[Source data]
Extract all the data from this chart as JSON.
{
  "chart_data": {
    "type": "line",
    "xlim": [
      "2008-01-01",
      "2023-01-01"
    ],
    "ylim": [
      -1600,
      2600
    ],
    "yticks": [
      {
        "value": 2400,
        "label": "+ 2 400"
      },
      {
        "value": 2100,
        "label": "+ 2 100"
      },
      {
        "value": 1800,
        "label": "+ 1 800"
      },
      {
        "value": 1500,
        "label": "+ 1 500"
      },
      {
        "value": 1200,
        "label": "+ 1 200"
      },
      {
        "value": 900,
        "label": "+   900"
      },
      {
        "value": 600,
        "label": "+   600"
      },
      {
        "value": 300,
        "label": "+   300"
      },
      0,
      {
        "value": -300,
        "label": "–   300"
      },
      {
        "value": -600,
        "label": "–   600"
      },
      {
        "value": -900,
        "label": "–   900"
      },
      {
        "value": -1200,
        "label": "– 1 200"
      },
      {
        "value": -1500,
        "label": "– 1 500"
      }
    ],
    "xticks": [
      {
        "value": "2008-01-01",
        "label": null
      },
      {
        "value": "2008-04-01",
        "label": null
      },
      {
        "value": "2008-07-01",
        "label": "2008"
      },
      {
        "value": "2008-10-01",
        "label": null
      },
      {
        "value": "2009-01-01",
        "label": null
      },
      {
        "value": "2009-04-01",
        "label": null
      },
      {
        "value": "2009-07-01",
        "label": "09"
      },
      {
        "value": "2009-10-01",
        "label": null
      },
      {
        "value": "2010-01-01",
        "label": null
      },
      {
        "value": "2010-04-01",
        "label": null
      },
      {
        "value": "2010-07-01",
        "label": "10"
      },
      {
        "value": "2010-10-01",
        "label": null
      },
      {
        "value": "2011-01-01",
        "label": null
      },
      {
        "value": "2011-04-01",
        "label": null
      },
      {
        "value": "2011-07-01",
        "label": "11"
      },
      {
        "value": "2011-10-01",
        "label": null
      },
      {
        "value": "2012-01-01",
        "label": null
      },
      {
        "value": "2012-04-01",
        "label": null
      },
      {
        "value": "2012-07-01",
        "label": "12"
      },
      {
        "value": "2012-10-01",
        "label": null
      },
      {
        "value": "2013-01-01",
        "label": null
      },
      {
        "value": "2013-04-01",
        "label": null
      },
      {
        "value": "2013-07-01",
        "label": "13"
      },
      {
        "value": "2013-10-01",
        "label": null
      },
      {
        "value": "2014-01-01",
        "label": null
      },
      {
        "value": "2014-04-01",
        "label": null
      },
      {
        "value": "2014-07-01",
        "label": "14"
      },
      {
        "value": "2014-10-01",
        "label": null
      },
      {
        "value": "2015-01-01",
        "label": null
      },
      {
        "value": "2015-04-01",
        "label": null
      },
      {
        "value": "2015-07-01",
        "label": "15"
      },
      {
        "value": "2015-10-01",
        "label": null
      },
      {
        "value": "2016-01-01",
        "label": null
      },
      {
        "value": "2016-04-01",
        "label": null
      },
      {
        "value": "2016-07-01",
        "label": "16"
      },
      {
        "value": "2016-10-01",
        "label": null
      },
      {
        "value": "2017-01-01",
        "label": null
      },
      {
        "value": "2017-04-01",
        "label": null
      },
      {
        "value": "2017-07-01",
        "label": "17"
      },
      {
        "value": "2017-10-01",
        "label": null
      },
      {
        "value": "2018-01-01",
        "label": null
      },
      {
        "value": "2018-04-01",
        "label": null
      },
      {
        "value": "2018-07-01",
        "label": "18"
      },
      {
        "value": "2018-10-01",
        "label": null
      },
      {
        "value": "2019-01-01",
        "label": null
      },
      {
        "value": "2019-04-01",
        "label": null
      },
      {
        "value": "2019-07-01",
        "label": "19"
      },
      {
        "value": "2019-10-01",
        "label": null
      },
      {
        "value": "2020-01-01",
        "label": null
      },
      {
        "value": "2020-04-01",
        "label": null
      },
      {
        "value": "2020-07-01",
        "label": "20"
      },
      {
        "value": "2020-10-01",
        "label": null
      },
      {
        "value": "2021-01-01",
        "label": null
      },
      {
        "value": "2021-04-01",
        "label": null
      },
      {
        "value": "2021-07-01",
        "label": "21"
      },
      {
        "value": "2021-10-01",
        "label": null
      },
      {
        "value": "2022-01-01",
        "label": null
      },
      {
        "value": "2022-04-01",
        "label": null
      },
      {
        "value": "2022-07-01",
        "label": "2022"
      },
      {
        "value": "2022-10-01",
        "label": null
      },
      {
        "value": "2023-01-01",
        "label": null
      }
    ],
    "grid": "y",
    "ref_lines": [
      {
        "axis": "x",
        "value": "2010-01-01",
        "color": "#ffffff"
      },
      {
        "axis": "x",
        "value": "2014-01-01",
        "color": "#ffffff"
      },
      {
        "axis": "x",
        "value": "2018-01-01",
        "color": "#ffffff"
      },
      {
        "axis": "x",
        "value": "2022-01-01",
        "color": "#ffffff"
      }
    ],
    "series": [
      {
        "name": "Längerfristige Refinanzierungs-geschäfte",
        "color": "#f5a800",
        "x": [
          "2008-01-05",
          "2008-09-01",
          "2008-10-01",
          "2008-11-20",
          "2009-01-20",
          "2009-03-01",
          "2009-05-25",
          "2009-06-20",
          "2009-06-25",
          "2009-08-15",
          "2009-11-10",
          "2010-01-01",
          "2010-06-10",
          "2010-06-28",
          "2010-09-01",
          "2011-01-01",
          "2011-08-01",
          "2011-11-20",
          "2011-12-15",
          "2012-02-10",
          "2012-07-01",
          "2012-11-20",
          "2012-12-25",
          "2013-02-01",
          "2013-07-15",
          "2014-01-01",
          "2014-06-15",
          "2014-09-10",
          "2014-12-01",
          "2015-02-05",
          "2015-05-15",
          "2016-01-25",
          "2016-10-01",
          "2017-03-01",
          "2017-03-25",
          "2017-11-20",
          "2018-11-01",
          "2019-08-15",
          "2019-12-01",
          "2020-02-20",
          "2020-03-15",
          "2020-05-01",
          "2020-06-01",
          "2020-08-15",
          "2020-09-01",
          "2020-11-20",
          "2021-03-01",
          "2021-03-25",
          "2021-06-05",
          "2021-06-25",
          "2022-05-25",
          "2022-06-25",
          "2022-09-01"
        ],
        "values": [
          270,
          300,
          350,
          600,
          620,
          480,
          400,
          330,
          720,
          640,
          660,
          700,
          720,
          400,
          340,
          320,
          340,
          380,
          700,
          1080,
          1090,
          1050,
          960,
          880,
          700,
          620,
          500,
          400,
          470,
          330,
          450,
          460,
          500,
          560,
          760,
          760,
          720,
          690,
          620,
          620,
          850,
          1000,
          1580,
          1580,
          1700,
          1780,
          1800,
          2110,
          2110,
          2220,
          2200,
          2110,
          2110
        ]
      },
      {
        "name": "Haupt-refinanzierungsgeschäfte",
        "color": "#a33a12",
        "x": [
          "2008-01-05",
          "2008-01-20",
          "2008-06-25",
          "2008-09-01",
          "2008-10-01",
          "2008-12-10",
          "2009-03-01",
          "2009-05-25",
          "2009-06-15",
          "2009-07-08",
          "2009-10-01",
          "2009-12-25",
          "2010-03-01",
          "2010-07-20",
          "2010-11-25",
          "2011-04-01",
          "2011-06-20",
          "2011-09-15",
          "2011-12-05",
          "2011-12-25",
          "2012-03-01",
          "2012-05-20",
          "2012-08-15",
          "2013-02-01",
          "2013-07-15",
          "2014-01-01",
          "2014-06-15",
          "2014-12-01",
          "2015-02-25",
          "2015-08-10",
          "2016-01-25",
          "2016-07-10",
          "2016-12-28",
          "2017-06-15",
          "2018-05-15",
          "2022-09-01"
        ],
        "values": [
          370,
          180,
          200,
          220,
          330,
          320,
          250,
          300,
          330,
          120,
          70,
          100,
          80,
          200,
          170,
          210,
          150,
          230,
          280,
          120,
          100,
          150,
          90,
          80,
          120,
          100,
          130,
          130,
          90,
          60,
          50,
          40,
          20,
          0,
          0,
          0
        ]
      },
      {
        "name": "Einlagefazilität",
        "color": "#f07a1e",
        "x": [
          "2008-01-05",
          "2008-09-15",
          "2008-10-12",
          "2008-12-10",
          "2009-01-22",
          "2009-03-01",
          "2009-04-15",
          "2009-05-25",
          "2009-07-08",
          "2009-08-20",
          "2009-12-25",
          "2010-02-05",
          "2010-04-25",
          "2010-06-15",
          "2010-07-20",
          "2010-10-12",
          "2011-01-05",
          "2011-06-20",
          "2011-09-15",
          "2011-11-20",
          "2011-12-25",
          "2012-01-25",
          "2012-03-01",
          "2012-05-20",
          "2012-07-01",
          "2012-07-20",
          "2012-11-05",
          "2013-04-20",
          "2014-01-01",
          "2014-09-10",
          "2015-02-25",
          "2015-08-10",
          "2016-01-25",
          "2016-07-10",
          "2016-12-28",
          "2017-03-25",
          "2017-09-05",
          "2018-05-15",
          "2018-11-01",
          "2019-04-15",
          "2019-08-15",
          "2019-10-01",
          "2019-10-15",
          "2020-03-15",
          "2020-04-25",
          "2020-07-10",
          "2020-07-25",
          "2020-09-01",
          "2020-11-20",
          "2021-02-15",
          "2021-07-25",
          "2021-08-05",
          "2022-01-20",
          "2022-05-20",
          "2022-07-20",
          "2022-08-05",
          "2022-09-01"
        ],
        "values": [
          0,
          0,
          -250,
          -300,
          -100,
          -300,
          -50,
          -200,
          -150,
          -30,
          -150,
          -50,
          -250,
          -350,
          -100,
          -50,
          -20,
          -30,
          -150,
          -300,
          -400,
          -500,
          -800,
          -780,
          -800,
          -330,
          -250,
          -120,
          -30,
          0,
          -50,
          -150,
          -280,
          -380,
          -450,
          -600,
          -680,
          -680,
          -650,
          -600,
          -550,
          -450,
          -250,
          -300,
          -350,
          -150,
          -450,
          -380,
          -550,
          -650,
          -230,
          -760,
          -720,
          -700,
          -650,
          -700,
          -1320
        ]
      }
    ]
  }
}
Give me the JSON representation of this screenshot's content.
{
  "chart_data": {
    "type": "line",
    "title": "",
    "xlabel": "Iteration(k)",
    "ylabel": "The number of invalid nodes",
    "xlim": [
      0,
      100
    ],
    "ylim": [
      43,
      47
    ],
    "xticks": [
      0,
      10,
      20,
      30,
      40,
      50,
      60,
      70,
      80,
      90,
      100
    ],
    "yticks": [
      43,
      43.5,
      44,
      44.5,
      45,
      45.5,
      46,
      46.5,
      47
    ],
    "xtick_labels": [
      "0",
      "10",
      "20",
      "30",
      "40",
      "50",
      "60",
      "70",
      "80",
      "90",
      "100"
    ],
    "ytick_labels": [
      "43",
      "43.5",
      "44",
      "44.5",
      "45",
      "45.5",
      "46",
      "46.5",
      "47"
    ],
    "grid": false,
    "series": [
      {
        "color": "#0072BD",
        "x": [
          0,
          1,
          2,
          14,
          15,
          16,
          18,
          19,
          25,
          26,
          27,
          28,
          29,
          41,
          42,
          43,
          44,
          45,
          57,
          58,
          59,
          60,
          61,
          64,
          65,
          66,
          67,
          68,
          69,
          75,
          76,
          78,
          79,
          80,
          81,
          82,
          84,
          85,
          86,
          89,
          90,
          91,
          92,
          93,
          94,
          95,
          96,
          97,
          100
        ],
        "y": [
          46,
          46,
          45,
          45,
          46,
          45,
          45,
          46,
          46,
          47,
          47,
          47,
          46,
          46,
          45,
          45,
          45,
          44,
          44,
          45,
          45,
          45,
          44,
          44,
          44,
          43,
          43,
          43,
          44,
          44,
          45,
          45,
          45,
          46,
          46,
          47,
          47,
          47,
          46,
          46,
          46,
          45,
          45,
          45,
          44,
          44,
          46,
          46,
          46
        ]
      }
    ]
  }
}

■ **Work to do**: Tally the lines in these entries that have the string "this" in them, then answer with the count and nothing else.

■ **Written response**: 2